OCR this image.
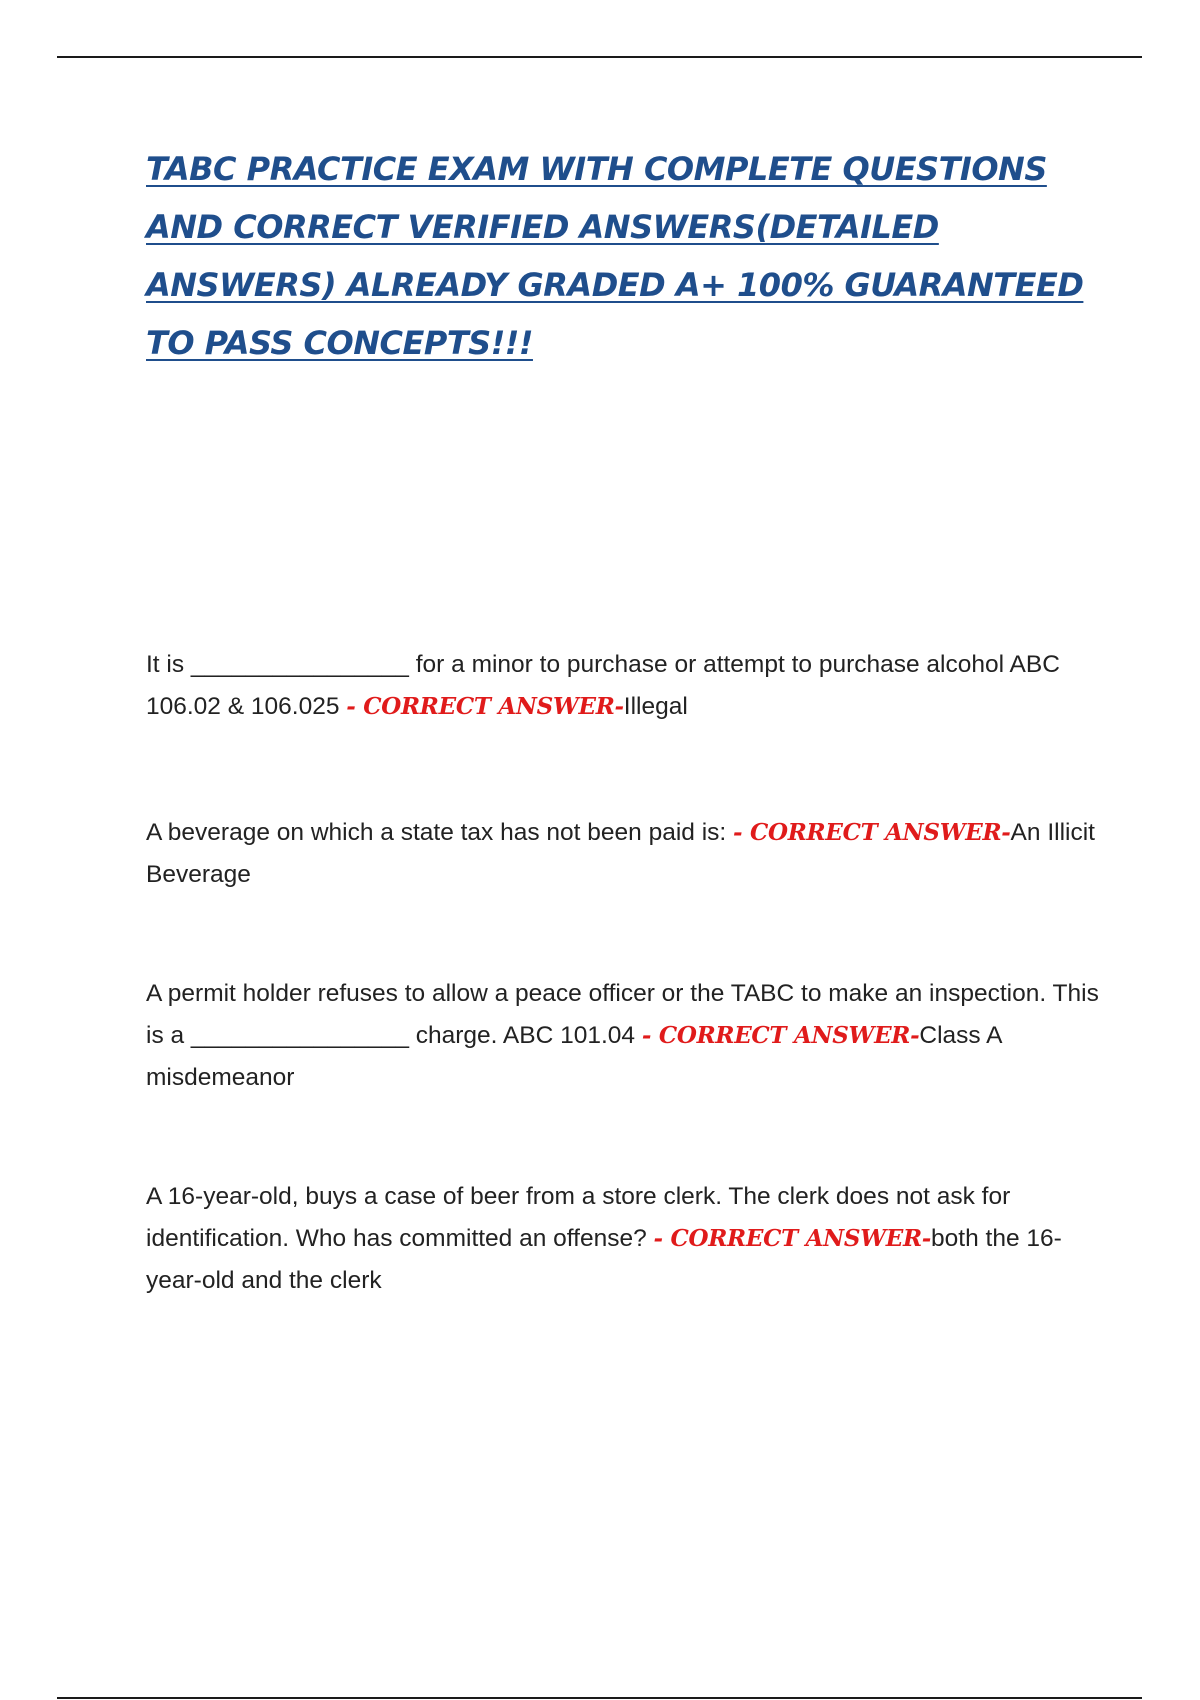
TABC PRACTICE EXAM WITH COMPLETE QUESTIONS AND CORRECT VERIFIED ANSWERS(DETAILED ANSWERS) ALREADY GRADED A+ 100% GUARANTEED TO PASS CONCEPTS!!!

It is ________________ for a minor to purchase or attempt to purchase alcohol ABC 106.02 & 106.025 - CORRECT ANSWER-Illegal

A beverage on which a state tax has not been paid is: - CORRECT ANSWER-An Illicit Beverage

A permit holder refuses to allow a peace officer or the TABC to make an inspection. This is a ________________ charge. ABC 101.04 - CORRECT ANSWER-Class A misdemeanor

A 16-year-old, buys a case of beer from a store clerk. The clerk does not ask for identification. Who has committed an offense? - CORRECT ANSWER-both the 16-year-old and the clerk
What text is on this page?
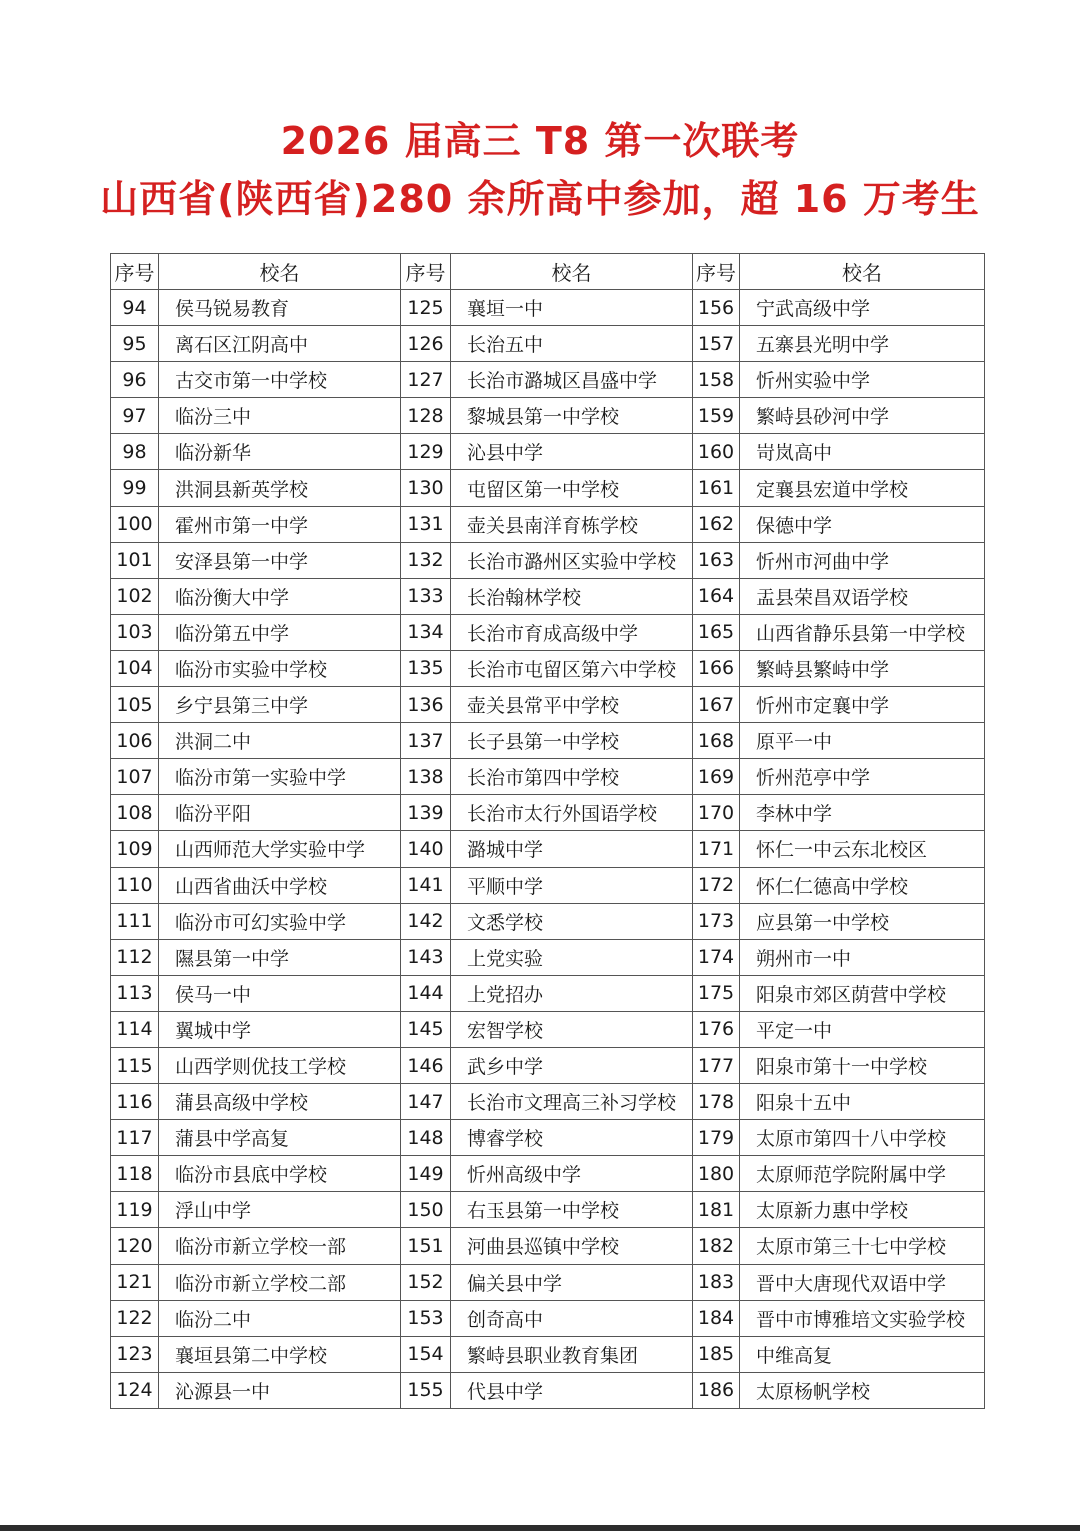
2026 届高三 T8 第一次联考
山西省(陕西省)280 余所高中参加，超 16 万考生
序号	校名	序号	校名	序号	校名
94	侯马锐易教育	125	襄垣一中	156	宁武高级中学
95	离石区江阴高中	126	长治五中	157	五寨县光明中学
96	古交市第一中学校	127	长治市潞城区昌盛中学	158	忻州实验中学
97	临汾三中	128	黎城县第一中学校	159	繁峙县砂河中学
98	临汾新华	129	沁县中学	160	岢岚高中
99	洪洞县新英学校	130	屯留区第一中学校	161	定襄县宏道中学校
100	霍州市第一中学	131	壶关县南洋育栋学校	162	保德中学
101	安泽县第一中学	132	长治市潞州区实验中学校	163	忻州市河曲中学
102	临汾衡大中学	133	长治翰林学校	164	盂县荣昌双语学校
103	临汾第五中学	134	长治市育成高级中学	165	山西省静乐县第一中学校
104	临汾市实验中学校	135	长治市屯留区第六中学校	166	繁峙县繁峙中学
105	乡宁县第三中学	136	壶关县常平中学校	167	忻州市定襄中学
106	洪洞二中	137	长子县第一中学校	168	原平一中
107	临汾市第一实验中学	138	长治市第四中学校	169	忻州范亭中学
108	临汾平阳	139	长治市太行外国语学校	170	李林中学
109	山西师范大学实验中学	140	潞城中学	171	怀仁一中云东北校区
110	山西省曲沃中学校	141	平顺中学	172	怀仁仁德高中学校
111	临汾市可幻实验中学	142	文悉学校	173	应县第一中学校
112	隰县第一中学	143	上党实验	174	朔州市一中
113	侯马一中	144	上党招办	175	阳泉市郊区荫营中学校
114	翼城中学	145	宏智学校	176	平定一中
115	山西学则优技工学校	146	武乡中学	177	阳泉市第十一中学校
116	蒲县高级中学校	147	长治市文理高三补习学校	178	阳泉十五中
117	蒲县中学高复	148	博睿学校	179	太原市第四十八中学校
118	临汾市县底中学校	149	忻州高级中学	180	太原师范学院附属中学
119	浮山中学	150	右玉县第一中学校	181	太原新力惠中学校
120	临汾市新立学校一部	151	河曲县巡镇中学校	182	太原市第三十七中学校
121	临汾市新立学校二部	152	偏关县中学	183	晋中大唐现代双语中学
122	临汾二中	153	创奇高中	184	晋中市博雅培文实验学校
123	襄垣县第二中学校	154	繁峙县职业教育集团	185	中维高复
124	沁源县一中	155	代县中学	186	太原杨帆学校
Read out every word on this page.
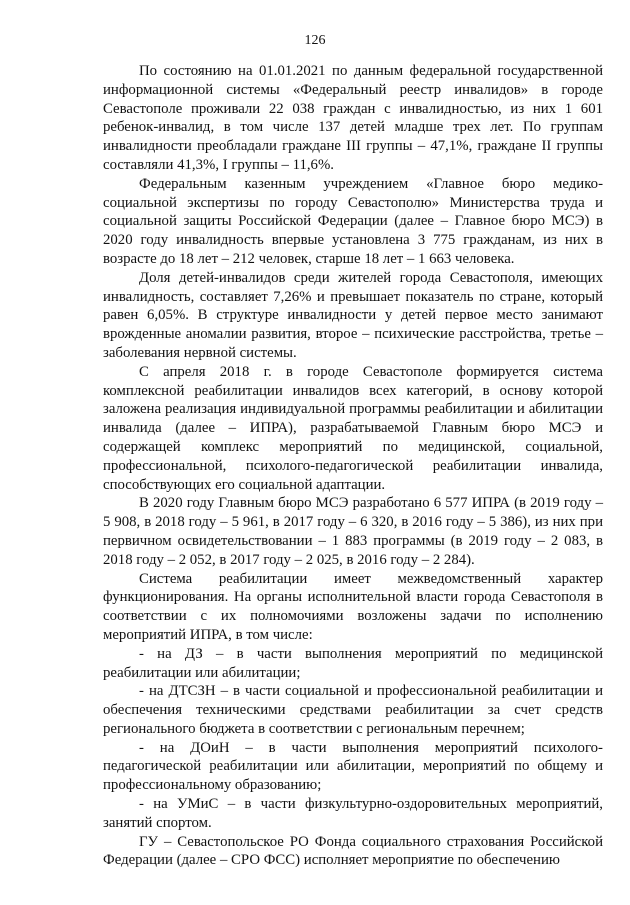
126

По состоянию на 01.01.2021 по данным федеральной государственной информационной системы «Федеральный реестр инвалидов» в городе Севастополе проживали 22 038 граждан с инвалидностью, из них 1 601 ребенок-инвалид, в том числе 137 детей младше трех лет. По группам инвалидности преобладали граждане III группы – 47,1%, граждане II группы составляли 41,3%, I группы – 11,6%.

Федеральным казенным учреждением «Главное бюро медико-социальной экспертизы по городу Севастополю» Министерства труда и социальной защиты Российской Федерации (далее – Главное бюро МСЭ) в 2020 году инвалидность впервые установлена 3 775 гражданам, из них в возрасте до 18 лет – 212 человек, старше 18 лет – 1 663 человека.

Доля детей-инвалидов среди жителей города Севастополя, имеющих инвалидность, составляет 7,26% и превышает показатель по стране, который равен 6,05%. В структуре инвалидности у детей первое место занимают врожденные аномалии развития, второе – психические расстройства, третье – заболевания нервной системы.

С апреля 2018 г. в городе Севастополе формируется система комплексной реабилитации инвалидов всех категорий, в основу которой заложена реализация индивидуальной программы реабилитации и абилитации инвалида (далее – ИПРА), разрабатываемой Главным бюро МСЭ и содержащей комплекс мероприятий по медицинской, социальной, профессиональной, психолого-педагогической реабилитации инвалида, способствующих его социальной адаптации.

В 2020 году Главным бюро МСЭ разработано 6 577 ИПРА (в 2019 году – 5 908, в 2018 году – 5 961, в 2017 году – 6 320, в 2016 году – 5 386), из них при первичном освидетельствовании – 1 883 программы (в 2019 году – 2 083, в 2018 году – 2 052, в 2017 году – 2 025, в 2016 году – 2 284).

Система реабилитации имеет межведомственный характер функционирования. На органы исполнительной власти города Севастополя в соответствии с их полномочиями возложены задачи по исполнению мероприятий ИПРА, в том числе:

- на ДЗ – в части выполнения мероприятий по медицинской реабилитации или абилитации;

- на ДТСЗН – в части социальной и профессиональной реабилитации и обеспечения техническими средствами реабилитации за счет средств регионального бюджета в соответствии с региональным перечнем;

- на ДОиН – в части выполнения мероприятий психолого-педагогической реабилитации или абилитации, мероприятий по общему и профессиональному образованию;

- на УМиС – в части физкультурно-оздоровительных мероприятий, занятий спортом.

ГУ – Севастопольское РО Фонда социального страхования Российской Федерации (далее – СРО ФСС) исполняет мероприятие по обеспечению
☆ ☆ ☆ ☆
■ WHAT TO DO ■
Write the listing out a second time exactly, dropping all images.

■ ANSWER TO THIS TASK ■
OCR this image.
TABC PRACTICE EXAM WITH COMPLETE QUESTIONS AND CORRECT VERIFIED ANSWERS(DETAILED ANSWERS) ALREADY GRADED A+ 100% GUARANTEED TO PASS CONCEPTS!!!

It is ________________ for a minor to purchase or attempt to purchase alcohol ABC 106.02 & 106.025 - CORRECT ANSWER-Illegal

A beverage on which a state tax has not been paid is: - CORRECT ANSWER-An Illicit Beverage

A permit holder refuses to allow a peace officer or the TABC to make an inspection. This is a ________________ charge. ABC 101.04 - CORRECT ANSWER-Class A misdemeanor

A 16-year-old, buys a case of beer from a store clerk. The clerk does not ask for identification. Who has committed an offense? - CORRECT ANSWER-both the 16-year-old and the clerk
What text is on this page?
2026 届高三 T8 第一次联考
山西省(陕西省)280 余所高中参加，超 16 万考生
序号	校名	序号	校名	序号	校名
94	侯马锐易教育	125	襄垣一中	156	宁武高级中学
95	离石区江阴高中	126	长治五中	157	五寨县光明中学
96	古交市第一中学校	127	长治市潞城区昌盛中学	158	忻州实验中学
97	临汾三中	128	黎城县第一中学校	159	繁峙县砂河中学
98	临汾新华	129	沁县中学	160	岢岚高中
99	洪洞县新英学校	130	屯留区第一中学校	161	定襄县宏道中学校
100	霍州市第一中学	131	壶关县南洋育栋学校	162	保德中学
101	安泽县第一中学	132	长治市潞州区实验中学校	163	忻州市河曲中学
102	临汾衡大中学	133	长治翰林学校	164	盂县荣昌双语学校
103	临汾第五中学	134	长治市育成高级中学	165	山西省静乐县第一中学校
104	临汾市实验中学校	135	长治市屯留区第六中学校	166	繁峙县繁峙中学
105	乡宁县第三中学	136	壶关县常平中学校	167	忻州市定襄中学
106	洪洞二中	137	长子县第一中学校	168	原平一中
107	临汾市第一实验中学	138	长治市第四中学校	169	忻州范亭中学
108	临汾平阳	139	长治市太行外国语学校	170	李林中学
109	山西师范大学实验中学	140	潞城中学	171	怀仁一中云东北校区
110	山西省曲沃中学校	141	平顺中学	172	怀仁仁德高中学校
111	临汾市可幻实验中学	142	文悉学校	173	应县第一中学校
112	隰县第一中学	143	上党实验	174	朔州市一中
113	侯马一中	144	上党招办	175	阳泉市郊区荫营中学校
114	翼城中学	145	宏智学校	176	平定一中
115	山西学则优技工学校	146	武乡中学	177	阳泉市第十一中学校
116	蒲县高级中学校	147	长治市文理高三补习学校	178	阳泉十五中
117	蒲县中学高复	148	博睿学校	179	太原市第四十八中学校
118	临汾市县底中学校	149	忻州高级中学	180	太原师范学院附属中学
119	浮山中学	150	右玉县第一中学校	181	太原新力惠中学校
120	临汾市新立学校一部	151	河曲县巡镇中学校	182	太原市第三十七中学校
121	临汾市新立学校二部	152	偏关县中学	183	晋中大唐现代双语中学
122	临汾二中	153	创奇高中	184	晋中市博雅培文实验学校
123	襄垣县第二中学校	154	繁峙县职业教育集团	185	中维高复
124	沁源县一中	155	代县中学	186	太原杨帆学校
Read out every word on this page.
126

По состоянию на 01.01.2021 по данным федеральной государственной информационной системы «Федеральный реестр инвалидов» в городе Севастополе проживали 22 038 граждан с инвалидностью, из них 1 601 ребенок-инвалид, в том числе 137 детей младше трех лет. По группам инвалидности преобладали граждане III группы – 47,1%, граждане II группы составляли 41,3%, I группы – 11,6%.

Федеральным казенным учреждением «Главное бюро медико-социальной экспертизы по городу Севастополю» Министерства труда и социальной защиты Российской Федерации (далее – Главное бюро МСЭ) в 2020 году инвалидность впервые установлена 3 775 гражданам, из них в возрасте до 18 лет – 212 человек, старше 18 лет – 1 663 человека.

Доля детей-инвалидов среди жителей города Севастополя, имеющих инвалидность, составляет 7,26% и превышает показатель по стране, который равен 6,05%. В структуре инвалидности у детей первое место занимают врожденные аномалии развития, второе – психические расстройства, третье – заболевания нервной системы.

С апреля 2018 г. в городе Севастополе формируется система комплексной реабилитации инвалидов всех категорий, в основу которой заложена реализация индивидуальной программы реабилитации и абилитации инвалида (далее – ИПРА), разрабатываемой Главным бюро МСЭ и содержащей комплекс мероприятий по медицинской, социальной, профессиональной, психолого-педагогической реабилитации инвалида, способствующих его социальной адаптации.

В 2020 году Главным бюро МСЭ разработано 6 577 ИПРА (в 2019 году – 5 908, в 2018 году – 5 961, в 2017 году – 6 320, в 2016 году – 5 386), из них при первичном освидетельствовании – 1 883 программы (в 2019 году – 2 083, в 2018 году – 2 052, в 2017 году – 2 025, в 2016 году – 2 284).

Система реабилитации имеет межведомственный характер функционирования. На органы исполнительной власти города Севастополя в соответствии с их полномочиями возложены задачи по исполнению мероприятий ИПРА, в том числе:

- на ДЗ – в части выполнения мероприятий по медицинской реабилитации или абилитации;

- на ДТСЗН – в части социальной и профессиональной реабилитации и обеспечения техническими средствами реабилитации за счет средств регионального бюджета в соответствии с региональным перечнем;

- на ДОиН – в части выполнения мероприятий психолого-педагогической реабилитации или абилитации, мероприятий по общему и профессиональному образованию;

- на УМиС – в части физкультурно-оздоровительных мероприятий, занятий спортом.

ГУ – Севастопольское РО Фонда социального страхования Российской Федерации (далее – СРО ФСС) исполняет мероприятие по обеспечению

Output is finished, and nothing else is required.